What you need to do:
Find the lines with the string "Überlingen" and return them.

++++ Material to process

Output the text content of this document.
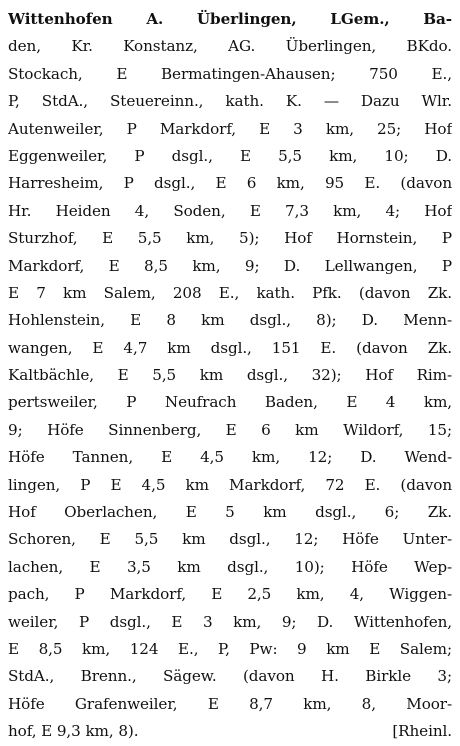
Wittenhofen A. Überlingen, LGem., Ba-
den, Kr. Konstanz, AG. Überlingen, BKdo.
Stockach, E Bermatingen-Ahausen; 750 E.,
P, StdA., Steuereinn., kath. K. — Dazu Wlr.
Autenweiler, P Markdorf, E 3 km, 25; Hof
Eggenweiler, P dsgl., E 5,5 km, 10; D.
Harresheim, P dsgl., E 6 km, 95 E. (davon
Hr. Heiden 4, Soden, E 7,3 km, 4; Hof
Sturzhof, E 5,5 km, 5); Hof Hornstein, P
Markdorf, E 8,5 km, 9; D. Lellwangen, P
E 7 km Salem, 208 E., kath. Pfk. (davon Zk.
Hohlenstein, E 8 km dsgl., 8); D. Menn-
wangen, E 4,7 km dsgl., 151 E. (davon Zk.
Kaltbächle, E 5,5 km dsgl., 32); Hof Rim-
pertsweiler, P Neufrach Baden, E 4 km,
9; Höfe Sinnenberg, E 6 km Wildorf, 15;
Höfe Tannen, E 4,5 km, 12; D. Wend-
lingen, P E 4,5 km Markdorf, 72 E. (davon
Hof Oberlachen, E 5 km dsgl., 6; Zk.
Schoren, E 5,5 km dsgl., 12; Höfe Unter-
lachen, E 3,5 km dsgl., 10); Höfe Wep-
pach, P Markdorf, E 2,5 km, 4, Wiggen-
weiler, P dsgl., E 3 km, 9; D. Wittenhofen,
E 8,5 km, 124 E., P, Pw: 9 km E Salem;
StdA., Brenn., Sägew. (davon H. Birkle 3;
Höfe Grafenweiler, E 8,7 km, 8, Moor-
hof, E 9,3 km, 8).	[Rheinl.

++++++++

Solved exercise:
Wittenhofen A. Überlingen, LGem., Ba-
den, Kr. Konstanz, AG. Überlingen, BKdo.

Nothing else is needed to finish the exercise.